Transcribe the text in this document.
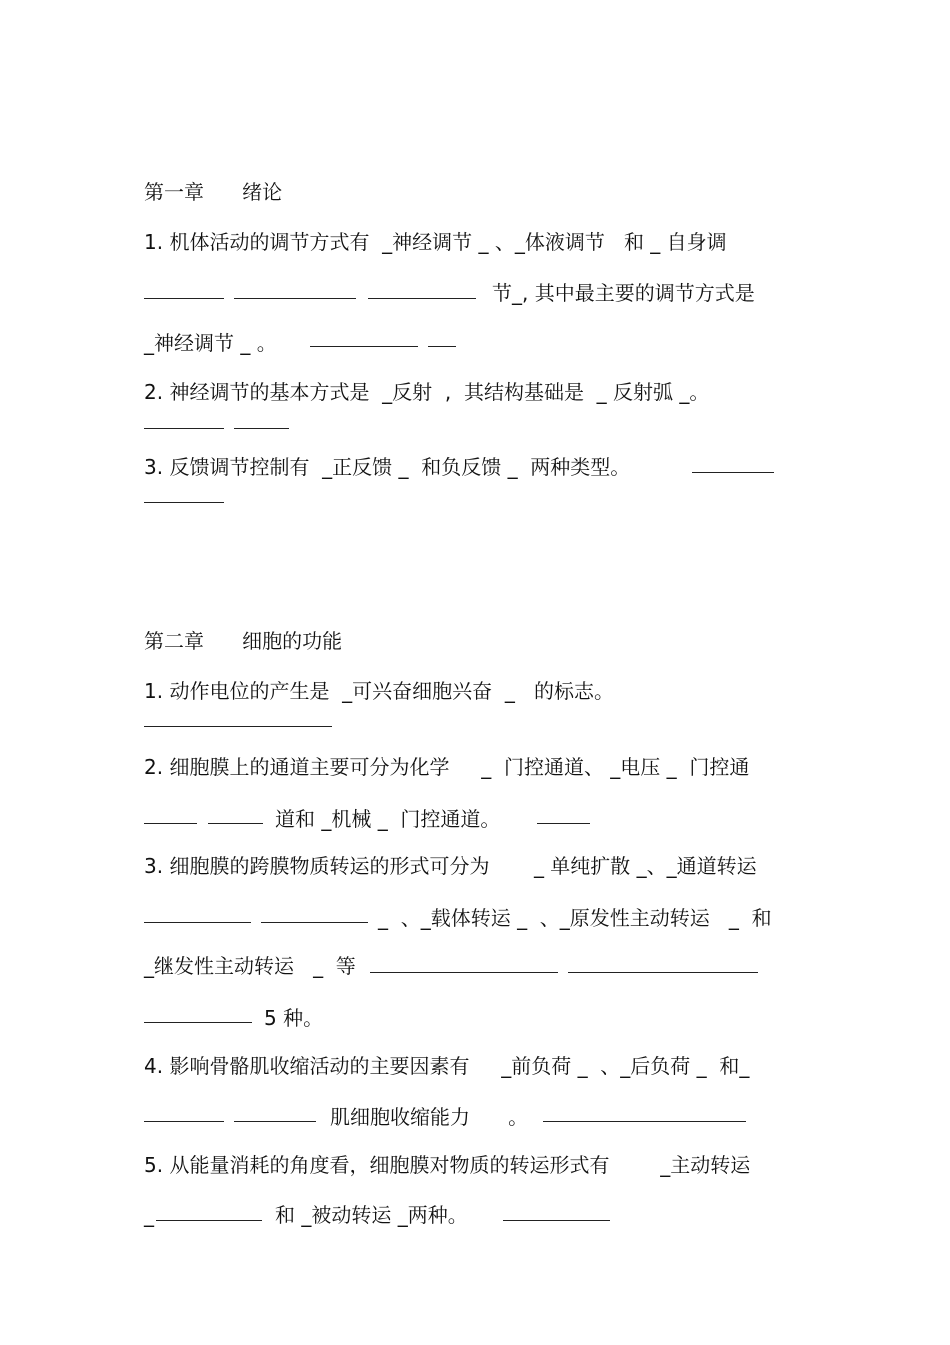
第一章      绪论
1. 机体活动的调节方式有  _神经调节 _ 、_体液调节   和 _ 自身调
节_, 其中最主要的调节方式是
_神经调节 _ 。
2. 神经调节的基本方式是  _反射  ,  其结构基础是  _ 反射弧 _。
3. 反馈调节控制有  _正反馈 _  和负反馈 _  两种类型。
第二章      细胞的功能
1. 动作电位的产生是  _可兴奋细胞兴奋  _   的标志。
2. 细胞膜上的通道主要可分为化学     _  门控通道、 _电压 _  门控通
道和 _机械 _  门控通道。
3. 细胞膜的跨膜物质转运的形式可分为       _ 单纯扩散 _、_通道转运
_  、_载体转运 _  、_原发性主动转运   _  和
_继发性主动转运   _  等
5 种。
4. 影响骨骼肌收缩活动的主要因素有     _前负荷 _  、_后负荷 _  和_
肌细胞收缩能力      。
5. 从能量消耗的角度看，细胞膜对物质的转运形式有        _主动转运
_	和 _被动转运 _两种。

§ WHAT IS BEING ASKED:
Copy all lines from the entries that contain the word "门控通道".

§ PROBLEM SOLUTION:
2. 细胞膜上的通道主要可分为化学     _  门控通道、 _电压 _  门控通
道和 _机械 _  门控通道。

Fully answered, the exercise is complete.